**Work instructions:** Look through the data below and work out how many lines contain the string "right". Give the number alone.

**Given information:**

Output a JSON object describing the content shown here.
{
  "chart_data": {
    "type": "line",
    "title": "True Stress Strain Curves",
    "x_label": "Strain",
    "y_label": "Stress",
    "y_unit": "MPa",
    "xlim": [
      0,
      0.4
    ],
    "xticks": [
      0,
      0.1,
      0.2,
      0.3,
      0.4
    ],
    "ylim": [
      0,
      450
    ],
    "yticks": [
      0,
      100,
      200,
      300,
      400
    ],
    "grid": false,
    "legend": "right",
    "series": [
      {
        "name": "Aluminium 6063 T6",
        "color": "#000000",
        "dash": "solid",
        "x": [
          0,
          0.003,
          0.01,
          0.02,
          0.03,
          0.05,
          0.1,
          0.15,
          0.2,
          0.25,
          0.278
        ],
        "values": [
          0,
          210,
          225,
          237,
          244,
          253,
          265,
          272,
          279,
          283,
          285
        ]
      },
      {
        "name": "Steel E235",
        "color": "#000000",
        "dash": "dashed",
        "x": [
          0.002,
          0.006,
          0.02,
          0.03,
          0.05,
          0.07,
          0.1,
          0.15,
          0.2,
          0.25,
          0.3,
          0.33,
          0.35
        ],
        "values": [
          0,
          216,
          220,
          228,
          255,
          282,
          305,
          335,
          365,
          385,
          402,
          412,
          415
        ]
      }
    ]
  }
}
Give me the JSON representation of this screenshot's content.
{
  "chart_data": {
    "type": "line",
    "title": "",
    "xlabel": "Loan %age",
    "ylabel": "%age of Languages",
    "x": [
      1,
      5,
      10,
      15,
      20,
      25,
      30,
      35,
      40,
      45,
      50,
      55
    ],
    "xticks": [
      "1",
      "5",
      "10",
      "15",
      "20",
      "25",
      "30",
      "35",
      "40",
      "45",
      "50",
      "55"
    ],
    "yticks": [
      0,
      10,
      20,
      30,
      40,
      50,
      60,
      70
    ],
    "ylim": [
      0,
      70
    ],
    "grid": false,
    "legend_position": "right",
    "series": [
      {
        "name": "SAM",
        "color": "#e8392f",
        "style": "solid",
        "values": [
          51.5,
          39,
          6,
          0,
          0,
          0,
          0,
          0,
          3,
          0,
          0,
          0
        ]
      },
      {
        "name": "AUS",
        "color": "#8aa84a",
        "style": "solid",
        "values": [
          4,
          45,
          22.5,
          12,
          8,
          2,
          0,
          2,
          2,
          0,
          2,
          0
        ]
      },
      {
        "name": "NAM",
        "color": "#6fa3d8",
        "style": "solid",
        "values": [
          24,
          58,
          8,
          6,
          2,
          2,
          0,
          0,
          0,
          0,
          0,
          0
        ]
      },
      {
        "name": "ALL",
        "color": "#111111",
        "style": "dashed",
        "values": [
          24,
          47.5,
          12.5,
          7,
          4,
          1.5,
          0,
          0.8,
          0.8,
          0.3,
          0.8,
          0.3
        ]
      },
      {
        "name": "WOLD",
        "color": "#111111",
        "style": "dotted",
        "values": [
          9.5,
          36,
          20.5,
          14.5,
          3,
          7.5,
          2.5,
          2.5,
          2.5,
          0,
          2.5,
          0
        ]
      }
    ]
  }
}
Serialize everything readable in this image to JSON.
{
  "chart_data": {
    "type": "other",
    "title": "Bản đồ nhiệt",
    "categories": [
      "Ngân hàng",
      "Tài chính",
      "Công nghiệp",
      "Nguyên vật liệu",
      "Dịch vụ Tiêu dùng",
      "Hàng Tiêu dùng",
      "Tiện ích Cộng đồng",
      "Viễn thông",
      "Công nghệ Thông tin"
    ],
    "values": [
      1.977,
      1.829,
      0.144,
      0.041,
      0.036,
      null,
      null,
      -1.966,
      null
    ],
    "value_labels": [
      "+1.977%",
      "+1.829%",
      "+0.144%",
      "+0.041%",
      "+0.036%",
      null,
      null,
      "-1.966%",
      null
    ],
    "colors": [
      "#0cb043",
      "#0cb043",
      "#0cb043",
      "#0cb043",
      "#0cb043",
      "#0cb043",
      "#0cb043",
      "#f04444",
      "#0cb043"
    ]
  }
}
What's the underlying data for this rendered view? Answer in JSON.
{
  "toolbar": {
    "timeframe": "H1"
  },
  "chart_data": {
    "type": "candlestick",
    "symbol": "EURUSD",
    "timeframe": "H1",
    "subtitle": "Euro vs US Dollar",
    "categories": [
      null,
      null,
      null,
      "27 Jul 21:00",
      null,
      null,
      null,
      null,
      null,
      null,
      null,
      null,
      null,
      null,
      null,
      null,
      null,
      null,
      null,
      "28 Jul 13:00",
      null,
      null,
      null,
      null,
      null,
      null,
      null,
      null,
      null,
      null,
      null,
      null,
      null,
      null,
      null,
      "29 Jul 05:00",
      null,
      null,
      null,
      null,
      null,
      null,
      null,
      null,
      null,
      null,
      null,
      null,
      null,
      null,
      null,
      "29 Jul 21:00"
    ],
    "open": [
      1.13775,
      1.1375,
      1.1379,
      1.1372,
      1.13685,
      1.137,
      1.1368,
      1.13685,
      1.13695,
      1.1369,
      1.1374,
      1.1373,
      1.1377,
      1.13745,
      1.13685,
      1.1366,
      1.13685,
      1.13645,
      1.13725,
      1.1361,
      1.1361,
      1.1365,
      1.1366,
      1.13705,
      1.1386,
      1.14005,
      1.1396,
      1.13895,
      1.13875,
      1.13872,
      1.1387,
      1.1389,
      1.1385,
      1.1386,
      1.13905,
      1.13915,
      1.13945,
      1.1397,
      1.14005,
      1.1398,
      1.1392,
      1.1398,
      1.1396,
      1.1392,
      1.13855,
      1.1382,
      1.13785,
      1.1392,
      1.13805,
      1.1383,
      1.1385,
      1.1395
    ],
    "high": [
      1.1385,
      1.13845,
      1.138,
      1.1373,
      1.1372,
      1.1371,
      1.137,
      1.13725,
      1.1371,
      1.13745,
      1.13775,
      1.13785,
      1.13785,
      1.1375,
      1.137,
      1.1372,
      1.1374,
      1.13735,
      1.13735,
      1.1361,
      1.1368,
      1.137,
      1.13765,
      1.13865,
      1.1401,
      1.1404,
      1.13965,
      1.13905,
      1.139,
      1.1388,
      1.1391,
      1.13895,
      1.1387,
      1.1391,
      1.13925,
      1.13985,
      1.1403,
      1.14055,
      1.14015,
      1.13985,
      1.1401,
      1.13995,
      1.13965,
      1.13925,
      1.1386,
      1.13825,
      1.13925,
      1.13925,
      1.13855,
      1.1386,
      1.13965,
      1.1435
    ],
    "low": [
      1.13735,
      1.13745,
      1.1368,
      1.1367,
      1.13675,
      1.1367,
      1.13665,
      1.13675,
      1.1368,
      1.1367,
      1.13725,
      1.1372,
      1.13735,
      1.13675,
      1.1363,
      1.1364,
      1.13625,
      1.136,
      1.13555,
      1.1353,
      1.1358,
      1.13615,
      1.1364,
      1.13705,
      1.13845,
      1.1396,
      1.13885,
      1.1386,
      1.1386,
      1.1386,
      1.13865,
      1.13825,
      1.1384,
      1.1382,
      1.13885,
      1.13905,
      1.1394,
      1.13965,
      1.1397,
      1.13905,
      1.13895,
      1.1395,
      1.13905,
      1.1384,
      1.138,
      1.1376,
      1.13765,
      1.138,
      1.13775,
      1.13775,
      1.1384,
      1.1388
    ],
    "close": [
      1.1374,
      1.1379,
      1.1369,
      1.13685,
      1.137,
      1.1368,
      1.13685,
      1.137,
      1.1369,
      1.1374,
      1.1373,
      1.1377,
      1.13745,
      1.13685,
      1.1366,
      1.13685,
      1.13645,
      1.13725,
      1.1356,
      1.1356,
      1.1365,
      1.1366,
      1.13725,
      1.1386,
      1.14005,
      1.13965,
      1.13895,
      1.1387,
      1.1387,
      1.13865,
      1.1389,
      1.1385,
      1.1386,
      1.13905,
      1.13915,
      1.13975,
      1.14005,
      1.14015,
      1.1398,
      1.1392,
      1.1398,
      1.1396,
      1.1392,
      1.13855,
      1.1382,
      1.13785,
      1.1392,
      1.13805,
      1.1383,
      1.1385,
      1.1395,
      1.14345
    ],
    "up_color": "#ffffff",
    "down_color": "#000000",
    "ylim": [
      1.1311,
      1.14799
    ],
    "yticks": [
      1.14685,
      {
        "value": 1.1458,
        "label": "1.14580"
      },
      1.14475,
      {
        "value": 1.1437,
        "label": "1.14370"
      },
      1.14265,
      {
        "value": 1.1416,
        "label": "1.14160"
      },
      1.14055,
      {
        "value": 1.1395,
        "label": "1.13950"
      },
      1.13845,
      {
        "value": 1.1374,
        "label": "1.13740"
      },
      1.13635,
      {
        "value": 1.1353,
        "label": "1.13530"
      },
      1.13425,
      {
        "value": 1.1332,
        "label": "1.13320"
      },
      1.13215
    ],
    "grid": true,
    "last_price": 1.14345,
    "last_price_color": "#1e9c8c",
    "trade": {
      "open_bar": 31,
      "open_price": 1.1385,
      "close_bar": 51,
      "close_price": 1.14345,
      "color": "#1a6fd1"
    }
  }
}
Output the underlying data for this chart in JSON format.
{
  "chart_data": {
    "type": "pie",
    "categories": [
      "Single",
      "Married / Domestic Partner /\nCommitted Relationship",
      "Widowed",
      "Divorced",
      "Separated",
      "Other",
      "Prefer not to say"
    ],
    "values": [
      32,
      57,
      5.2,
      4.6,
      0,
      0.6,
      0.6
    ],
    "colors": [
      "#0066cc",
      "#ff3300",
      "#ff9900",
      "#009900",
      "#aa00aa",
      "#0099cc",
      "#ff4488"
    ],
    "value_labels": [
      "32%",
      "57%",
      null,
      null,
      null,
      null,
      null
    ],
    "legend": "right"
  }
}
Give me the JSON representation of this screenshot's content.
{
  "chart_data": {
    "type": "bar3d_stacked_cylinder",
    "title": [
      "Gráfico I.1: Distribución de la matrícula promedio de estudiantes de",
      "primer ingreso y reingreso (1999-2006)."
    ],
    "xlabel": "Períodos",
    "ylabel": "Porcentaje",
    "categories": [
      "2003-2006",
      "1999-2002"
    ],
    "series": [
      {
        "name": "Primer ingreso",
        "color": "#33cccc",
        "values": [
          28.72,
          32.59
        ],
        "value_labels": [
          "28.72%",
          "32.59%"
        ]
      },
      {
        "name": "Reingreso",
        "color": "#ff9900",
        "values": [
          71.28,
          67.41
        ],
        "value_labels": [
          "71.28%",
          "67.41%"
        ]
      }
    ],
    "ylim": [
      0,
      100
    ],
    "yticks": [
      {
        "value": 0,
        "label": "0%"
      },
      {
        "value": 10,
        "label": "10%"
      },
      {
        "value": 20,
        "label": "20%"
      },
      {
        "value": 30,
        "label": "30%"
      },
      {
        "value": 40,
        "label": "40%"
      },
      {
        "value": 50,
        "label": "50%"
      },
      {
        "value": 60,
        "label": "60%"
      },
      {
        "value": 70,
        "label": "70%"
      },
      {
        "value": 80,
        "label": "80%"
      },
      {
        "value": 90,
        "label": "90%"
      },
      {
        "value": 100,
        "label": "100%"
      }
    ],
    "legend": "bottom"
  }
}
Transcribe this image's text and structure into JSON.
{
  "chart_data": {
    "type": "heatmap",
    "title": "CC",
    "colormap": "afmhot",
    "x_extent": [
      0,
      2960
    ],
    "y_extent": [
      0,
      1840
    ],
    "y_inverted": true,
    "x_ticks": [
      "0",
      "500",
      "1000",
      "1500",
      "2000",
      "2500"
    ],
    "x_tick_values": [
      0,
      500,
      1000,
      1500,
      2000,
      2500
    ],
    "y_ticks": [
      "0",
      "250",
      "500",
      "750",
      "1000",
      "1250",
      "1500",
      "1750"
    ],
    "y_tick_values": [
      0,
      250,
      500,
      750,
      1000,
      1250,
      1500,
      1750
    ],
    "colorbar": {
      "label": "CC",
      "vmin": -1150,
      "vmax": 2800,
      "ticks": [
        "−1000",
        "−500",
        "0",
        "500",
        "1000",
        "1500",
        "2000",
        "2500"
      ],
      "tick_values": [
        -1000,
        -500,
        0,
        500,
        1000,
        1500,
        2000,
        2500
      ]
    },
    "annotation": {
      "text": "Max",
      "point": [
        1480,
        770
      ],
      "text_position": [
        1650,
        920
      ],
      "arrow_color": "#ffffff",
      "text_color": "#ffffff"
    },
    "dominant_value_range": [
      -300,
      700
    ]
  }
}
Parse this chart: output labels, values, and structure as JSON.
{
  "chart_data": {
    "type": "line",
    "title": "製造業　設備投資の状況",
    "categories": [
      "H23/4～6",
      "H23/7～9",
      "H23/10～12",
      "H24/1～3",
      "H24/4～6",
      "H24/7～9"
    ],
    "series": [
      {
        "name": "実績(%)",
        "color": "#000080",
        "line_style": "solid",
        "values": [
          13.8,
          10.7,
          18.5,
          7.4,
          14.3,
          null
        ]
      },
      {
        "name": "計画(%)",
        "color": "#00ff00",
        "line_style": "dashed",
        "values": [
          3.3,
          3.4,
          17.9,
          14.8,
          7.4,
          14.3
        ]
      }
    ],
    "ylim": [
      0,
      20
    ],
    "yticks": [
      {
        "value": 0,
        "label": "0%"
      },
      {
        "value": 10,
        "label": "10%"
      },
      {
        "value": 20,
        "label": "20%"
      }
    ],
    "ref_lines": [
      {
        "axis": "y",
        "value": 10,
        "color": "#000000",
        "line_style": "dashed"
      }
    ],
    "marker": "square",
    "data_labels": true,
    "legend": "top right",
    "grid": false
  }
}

**Result of this task:** 4